- Objective: Will you give every entry again exactly as it stands?

- Dataset items:
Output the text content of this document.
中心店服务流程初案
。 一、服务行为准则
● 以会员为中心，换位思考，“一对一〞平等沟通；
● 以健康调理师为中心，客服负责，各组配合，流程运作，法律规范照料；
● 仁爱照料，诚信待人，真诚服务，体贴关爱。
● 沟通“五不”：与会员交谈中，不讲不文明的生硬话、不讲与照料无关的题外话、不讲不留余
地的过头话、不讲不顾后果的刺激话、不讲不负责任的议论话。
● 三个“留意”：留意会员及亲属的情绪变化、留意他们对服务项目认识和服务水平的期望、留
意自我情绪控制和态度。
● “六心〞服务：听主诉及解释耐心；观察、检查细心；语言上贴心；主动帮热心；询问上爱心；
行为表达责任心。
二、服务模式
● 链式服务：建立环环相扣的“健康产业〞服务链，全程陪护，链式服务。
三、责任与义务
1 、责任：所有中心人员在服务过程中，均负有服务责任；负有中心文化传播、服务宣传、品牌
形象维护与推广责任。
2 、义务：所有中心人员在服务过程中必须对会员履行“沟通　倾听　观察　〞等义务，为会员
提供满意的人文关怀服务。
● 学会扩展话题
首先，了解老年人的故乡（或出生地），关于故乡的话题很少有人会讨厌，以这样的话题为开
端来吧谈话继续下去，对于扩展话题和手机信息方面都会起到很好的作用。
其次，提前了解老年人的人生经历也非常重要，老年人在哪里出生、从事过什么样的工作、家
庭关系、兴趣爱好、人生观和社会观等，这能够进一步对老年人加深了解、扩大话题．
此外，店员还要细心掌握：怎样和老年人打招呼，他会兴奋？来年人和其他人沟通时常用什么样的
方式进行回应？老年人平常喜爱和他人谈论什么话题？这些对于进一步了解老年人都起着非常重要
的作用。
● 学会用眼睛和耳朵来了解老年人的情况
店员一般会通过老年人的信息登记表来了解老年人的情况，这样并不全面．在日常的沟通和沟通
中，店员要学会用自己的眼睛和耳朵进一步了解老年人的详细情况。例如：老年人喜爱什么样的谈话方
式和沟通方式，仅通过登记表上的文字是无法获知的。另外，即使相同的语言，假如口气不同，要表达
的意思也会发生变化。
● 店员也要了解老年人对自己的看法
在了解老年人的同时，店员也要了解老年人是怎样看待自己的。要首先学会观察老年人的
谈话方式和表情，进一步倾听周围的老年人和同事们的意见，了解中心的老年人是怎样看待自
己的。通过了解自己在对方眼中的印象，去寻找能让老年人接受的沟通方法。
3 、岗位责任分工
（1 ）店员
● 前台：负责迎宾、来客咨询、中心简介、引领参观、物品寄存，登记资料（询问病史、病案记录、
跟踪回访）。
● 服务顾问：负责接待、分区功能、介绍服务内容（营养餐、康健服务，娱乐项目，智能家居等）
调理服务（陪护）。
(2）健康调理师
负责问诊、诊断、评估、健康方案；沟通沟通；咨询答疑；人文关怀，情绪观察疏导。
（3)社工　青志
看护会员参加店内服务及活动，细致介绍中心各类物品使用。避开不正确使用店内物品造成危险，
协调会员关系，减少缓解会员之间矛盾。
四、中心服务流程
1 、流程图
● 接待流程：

- Written reply:
Output the text content of this document.
中心店服务流程初案
。 一、服务行为准则
● 以会员为中心，换位思考，“一对一〞平等沟通；
● 以健康调理师为中心，客服负责，各组配合，流程运作，法律规范照料；
● 仁爱照料，诚信待人，真诚服务，体贴关爱。
● 沟通“五不”：与会员交谈中，不讲不文明的生硬话、不讲与照料无关的题外话、不讲不留余
地的过头话、不讲不顾后果的刺激话、不讲不负责任的议论话。
● 三个“留意”：留意会员及亲属的情绪变化、留意他们对服务项目认识和服务水平的期望、留
意自我情绪控制和态度。
● “六心〞服务：听主诉及解释耐心；观察、检查细心；语言上贴心；主动帮热心；询问上爱心；
行为表达责任心。
二、服务模式
● 链式服务：建立环环相扣的“健康产业〞服务链，全程陪护，链式服务。
三、责任与义务
1 、责任：所有中心人员在服务过程中，均负有服务责任；负有中心文化传播、服务宣传、品牌
形象维护与推广责任。
2 、义务：所有中心人员在服务过程中必须对会员履行“沟通　倾听　观察　〞等义务，为会员
提供满意的人文关怀服务。
● 学会扩展话题
首先，了解老年人的故乡（或出生地），关于故乡的话题很少有人会讨厌，以这样的话题为开
端来吧谈话继续下去，对于扩展话题和手机信息方面都会起到很好的作用。
其次，提前了解老年人的人生经历也非常重要，老年人在哪里出生、从事过什么样的工作、家
庭关系、兴趣爱好、人生观和社会观等，这能够进一步对老年人加深了解、扩大话题．
此外，店员还要细心掌握：怎样和老年人打招呼，他会兴奋？来年人和其他人沟通时常用什么样的
方式进行回应？老年人平常喜爱和他人谈论什么话题？这些对于进一步了解老年人都起着非常重要
的作用。
● 学会用眼睛和耳朵来了解老年人的情况
店员一般会通过老年人的信息登记表来了解老年人的情况，这样并不全面．在日常的沟通和沟通
中，店员要学会用自己的眼睛和耳朵进一步了解老年人的详细情况。例如：老年人喜爱什么样的谈话方
式和沟通方式，仅通过登记表上的文字是无法获知的。另外，即使相同的语言，假如口气不同，要表达
的意思也会发生变化。
● 店员也要了解老年人对自己的看法
在了解老年人的同时，店员也要了解老年人是怎样看待自己的。要首先学会观察老年人的
谈话方式和表情，进一步倾听周围的老年人和同事们的意见，了解中心的老年人是怎样看待自
己的。通过了解自己在对方眼中的印象，去寻找能让老年人接受的沟通方法。
3 、岗位责任分工
（1 ）店员
● 前台：负责迎宾、来客咨询、中心简介、引领参观、物品寄存，登记资料（询问病史、病案记录、
跟踪回访）。
● 服务顾问：负责接待、分区功能、介绍服务内容（营养餐、康健服务，娱乐项目，智能家居等）
调理服务（陪护）。
(2）健康调理师
负责问诊、诊断、评估、健康方案；沟通沟通；咨询答疑；人文关怀，情绪观察疏导。
（3)社工　青志
看护会员参加店内服务及活动，细致介绍中心各类物品使用。避开不正确使用店内物品造成危险，
协调会员关系，减少缓解会员之间矛盾。
四、中心服务流程
1 、流程图
● 接待流程：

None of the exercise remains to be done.